<<<<

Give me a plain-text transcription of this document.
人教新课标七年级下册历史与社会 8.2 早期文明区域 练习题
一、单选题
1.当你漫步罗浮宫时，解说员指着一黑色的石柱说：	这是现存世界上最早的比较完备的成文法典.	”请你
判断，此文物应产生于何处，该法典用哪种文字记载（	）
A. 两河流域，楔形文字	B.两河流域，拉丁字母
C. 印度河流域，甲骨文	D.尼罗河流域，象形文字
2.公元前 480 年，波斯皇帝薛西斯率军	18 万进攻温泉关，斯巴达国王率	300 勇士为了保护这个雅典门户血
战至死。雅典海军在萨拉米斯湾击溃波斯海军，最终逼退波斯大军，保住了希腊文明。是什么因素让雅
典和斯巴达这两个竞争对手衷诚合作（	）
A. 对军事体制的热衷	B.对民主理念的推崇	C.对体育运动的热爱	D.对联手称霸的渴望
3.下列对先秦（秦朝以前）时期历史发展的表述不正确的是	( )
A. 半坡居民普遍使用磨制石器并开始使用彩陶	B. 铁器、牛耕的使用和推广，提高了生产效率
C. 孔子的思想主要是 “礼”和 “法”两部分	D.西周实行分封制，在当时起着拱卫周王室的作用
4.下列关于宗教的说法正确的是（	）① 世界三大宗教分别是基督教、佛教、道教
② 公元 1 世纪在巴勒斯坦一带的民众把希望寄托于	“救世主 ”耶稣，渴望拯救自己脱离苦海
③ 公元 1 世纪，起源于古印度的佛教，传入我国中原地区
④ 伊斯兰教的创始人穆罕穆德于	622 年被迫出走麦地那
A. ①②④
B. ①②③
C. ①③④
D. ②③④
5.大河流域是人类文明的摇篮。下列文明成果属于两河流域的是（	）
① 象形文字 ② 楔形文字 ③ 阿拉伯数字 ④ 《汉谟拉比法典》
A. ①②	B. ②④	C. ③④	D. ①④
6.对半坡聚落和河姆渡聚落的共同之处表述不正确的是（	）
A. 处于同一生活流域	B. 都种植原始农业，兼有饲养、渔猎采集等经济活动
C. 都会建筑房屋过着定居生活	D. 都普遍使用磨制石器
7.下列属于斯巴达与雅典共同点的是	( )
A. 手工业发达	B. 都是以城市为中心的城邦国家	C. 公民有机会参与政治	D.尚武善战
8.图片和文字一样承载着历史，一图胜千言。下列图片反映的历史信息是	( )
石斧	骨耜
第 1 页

>>>>

## EXERCISE
Copy every record exactly as presented.

## RESPONSE
Give me a plain-text transcription of this document.
人教新课标七年级下册历史与社会 8.2 早期文明区域 练习题
一、单选题
1.当你漫步罗浮宫时，解说员指着一黑色的石柱说：	这是现存世界上最早的比较完备的成文法典.	”请你
判断，此文物应产生于何处，该法典用哪种文字记载（	）
A. 两河流域，楔形文字	B.两河流域，拉丁字母
C. 印度河流域，甲骨文	D.尼罗河流域，象形文字
2.公元前 480 年，波斯皇帝薛西斯率军	18 万进攻温泉关，斯巴达国王率	300 勇士为了保护这个雅典门户血
战至死。雅典海军在萨拉米斯湾击溃波斯海军，最终逼退波斯大军，保住了希腊文明。是什么因素让雅
典和斯巴达这两个竞争对手衷诚合作（	）
A. 对军事体制的热衷	B.对民主理念的推崇	C.对体育运动的热爱	D.对联手称霸的渴望
3.下列对先秦（秦朝以前）时期历史发展的表述不正确的是	( )
A. 半坡居民普遍使用磨制石器并开始使用彩陶	B. 铁器、牛耕的使用和推广，提高了生产效率
C. 孔子的思想主要是 “礼”和 “法”两部分	D.西周实行分封制，在当时起着拱卫周王室的作用
4.下列关于宗教的说法正确的是（	）① 世界三大宗教分别是基督教、佛教、道教
② 公元 1 世纪在巴勒斯坦一带的民众把希望寄托于	“救世主 ”耶稣，渴望拯救自己脱离苦海
③ 公元 1 世纪，起源于古印度的佛教，传入我国中原地区
④ 伊斯兰教的创始人穆罕穆德于	622 年被迫出走麦地那
A. ①②④
B. ①②③
C. ①③④
D. ②③④
5.大河流域是人类文明的摇篮。下列文明成果属于两河流域的是（	）
① 象形文字 ② 楔形文字 ③ 阿拉伯数字 ④ 《汉谟拉比法典》
A. ①②	B. ②④	C. ③④	D. ①④
6.对半坡聚落和河姆渡聚落的共同之处表述不正确的是（	）
A. 处于同一生活流域	B. 都种植原始农业，兼有饲养、渔猎采集等经济活动
C. 都会建筑房屋过着定居生活	D. 都普遍使用磨制石器
7.下列属于斯巴达与雅典共同点的是	( )
A. 手工业发达	B. 都是以城市为中心的城邦国家	C. 公民有机会参与政治	D.尚武善战
8.图片和文字一样承载着历史，一图胜千言。下列图片反映的历史信息是	( )
石斧	骨耜
第 1 页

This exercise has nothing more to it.